Exercise directions
Copy each line below that contains "title".

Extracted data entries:
## begin

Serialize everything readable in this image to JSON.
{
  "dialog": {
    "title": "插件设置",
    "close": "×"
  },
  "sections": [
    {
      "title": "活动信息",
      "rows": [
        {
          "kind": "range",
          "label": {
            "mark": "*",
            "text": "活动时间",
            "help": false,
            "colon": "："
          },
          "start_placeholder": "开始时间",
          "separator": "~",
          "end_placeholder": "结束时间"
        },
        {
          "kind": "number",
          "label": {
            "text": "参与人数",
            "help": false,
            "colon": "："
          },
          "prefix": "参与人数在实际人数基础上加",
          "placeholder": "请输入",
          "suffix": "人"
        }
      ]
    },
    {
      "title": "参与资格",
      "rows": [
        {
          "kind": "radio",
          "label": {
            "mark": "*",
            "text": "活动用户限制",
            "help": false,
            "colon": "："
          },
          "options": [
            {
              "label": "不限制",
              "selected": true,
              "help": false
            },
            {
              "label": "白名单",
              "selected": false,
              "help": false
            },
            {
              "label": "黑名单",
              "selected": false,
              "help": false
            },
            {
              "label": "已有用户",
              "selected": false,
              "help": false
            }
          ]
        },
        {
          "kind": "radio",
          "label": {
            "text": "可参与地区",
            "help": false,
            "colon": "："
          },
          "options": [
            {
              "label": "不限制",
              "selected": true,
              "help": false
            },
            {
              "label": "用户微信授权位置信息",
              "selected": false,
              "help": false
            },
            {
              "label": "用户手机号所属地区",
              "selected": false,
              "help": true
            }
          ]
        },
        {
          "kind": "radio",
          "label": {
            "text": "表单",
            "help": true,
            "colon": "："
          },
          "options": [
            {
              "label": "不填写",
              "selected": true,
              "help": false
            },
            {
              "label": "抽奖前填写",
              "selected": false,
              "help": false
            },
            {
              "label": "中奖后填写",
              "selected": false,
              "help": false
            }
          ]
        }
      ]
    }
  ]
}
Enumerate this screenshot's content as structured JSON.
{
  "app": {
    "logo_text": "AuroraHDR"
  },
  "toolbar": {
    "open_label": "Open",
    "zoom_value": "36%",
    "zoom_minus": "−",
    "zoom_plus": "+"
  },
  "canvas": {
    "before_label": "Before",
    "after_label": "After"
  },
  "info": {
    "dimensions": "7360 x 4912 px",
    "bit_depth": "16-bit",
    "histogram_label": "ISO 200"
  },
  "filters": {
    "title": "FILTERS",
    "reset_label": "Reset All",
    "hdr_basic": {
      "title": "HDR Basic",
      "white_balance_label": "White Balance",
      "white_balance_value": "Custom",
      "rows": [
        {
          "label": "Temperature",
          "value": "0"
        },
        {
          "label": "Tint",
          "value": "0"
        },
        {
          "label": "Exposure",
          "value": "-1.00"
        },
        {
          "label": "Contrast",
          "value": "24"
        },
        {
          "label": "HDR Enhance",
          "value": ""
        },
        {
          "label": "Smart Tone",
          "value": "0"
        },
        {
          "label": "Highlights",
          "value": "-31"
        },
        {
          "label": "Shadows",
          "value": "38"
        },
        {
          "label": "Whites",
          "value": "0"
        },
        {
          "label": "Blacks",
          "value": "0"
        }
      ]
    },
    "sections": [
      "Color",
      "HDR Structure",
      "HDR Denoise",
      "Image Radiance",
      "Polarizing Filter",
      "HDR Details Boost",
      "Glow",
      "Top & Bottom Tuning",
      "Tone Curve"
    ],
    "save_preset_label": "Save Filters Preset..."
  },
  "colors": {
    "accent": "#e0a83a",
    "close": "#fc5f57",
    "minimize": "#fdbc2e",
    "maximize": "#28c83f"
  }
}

## end

Result of the task
    "title": "插件设置",
      "title": "活动信息",
      "title": "参与资格",
    "title": "FILTERS",
      "title": "HDR Basic",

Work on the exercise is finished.